PROBLEM TO SOLVE. Transcribe the listing verbatim. Do not carry over any pictures.

MATERIAL FOR THIS EXERCISE.
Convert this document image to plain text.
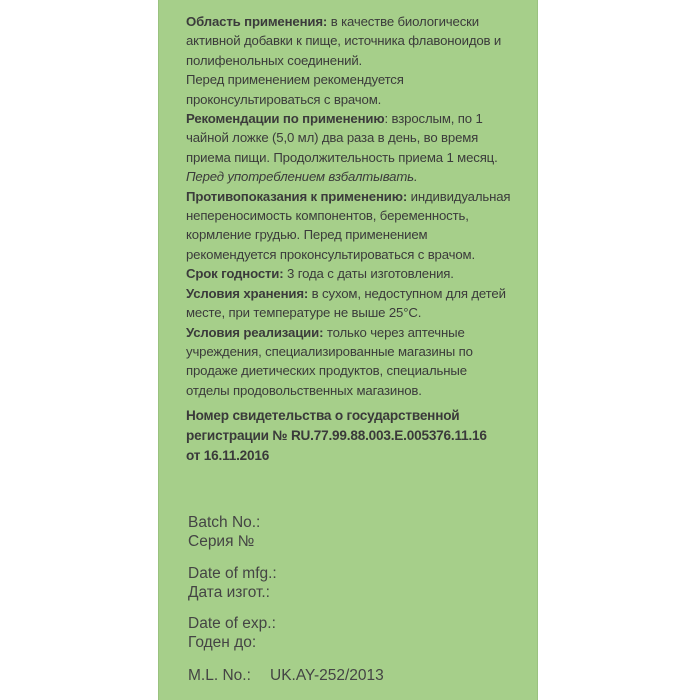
Область применения: в качестве биологически

активной добавки к пище, источника флавоноидов и

полифенольных соединений.

Перед применением рекомендуется

проконсультироваться с врачом.

Рекомендации по применению: взрослым, по 1

чайной ложке (5,0 мл) два раза в день, во время

приема пищи. Продолжительность приема 1 месяц.

Перед употреблением взбалтывать.

Противопоказания к применению: индивидуальная

непереносимость компонентов, беременность,

кормление грудью. Перед применением

рекомендуется проконсультироваться с врачом.

Срок годности: 3 года с даты изготовления.

Условия хранения: в сухом, недоступном для детей

месте, при температуре не выше 25°С.

Условия реализации: только через аптечные

учреждения, специализированные магазины по

продаже диетических продуктов, специальные

отделы продовольственных магазинов.

Номер свидетельства о государственной
регистрации № RU.77.99.88.003.Е.005376.11.16
от 16.11.2016
Batch No.:
Серия №
Date of mfg.:
Дата изгот.:
Date of exp.:
Годен до:
M.L. No.: UK.AY-252/2013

WORKED SOLUTION.
Convert this document image to plain text.
Область применения: в качестве биологически

активной добавки к пище, источника флавоноидов и

полифенольных соединений.

Перед применением рекомендуется

проконсультироваться с врачом.

Рекомендации по применению: взрослым, по 1

чайной ложке (5,0 мл) два раза в день, во время

приема пищи. Продолжительность приема 1 месяц.

Перед употреблением взбалтывать.

Противопоказания к применению: индивидуальная

непереносимость компонентов, беременность,

кормление грудью. Перед применением

рекомендуется проконсультироваться с врачом.

Срок годности: 3 года с даты изготовления.

Условия хранения: в сухом, недоступном для детей

месте, при температуре не выше 25°С.

Условия реализации: только через аптечные

учреждения, специализированные магазины по

продаже диетических продуктов, специальные

отделы продовольственных магазинов.

Номер свидетельства о государственной
регистрации № RU.77.99.88.003.Е.005376.11.16
от 16.11.2016
Batch No.:
Серия №
Date of mfg.:
Дата изгот.:
Date of exp.:
Годен до:
M.L. No.: UK.AY-252/2013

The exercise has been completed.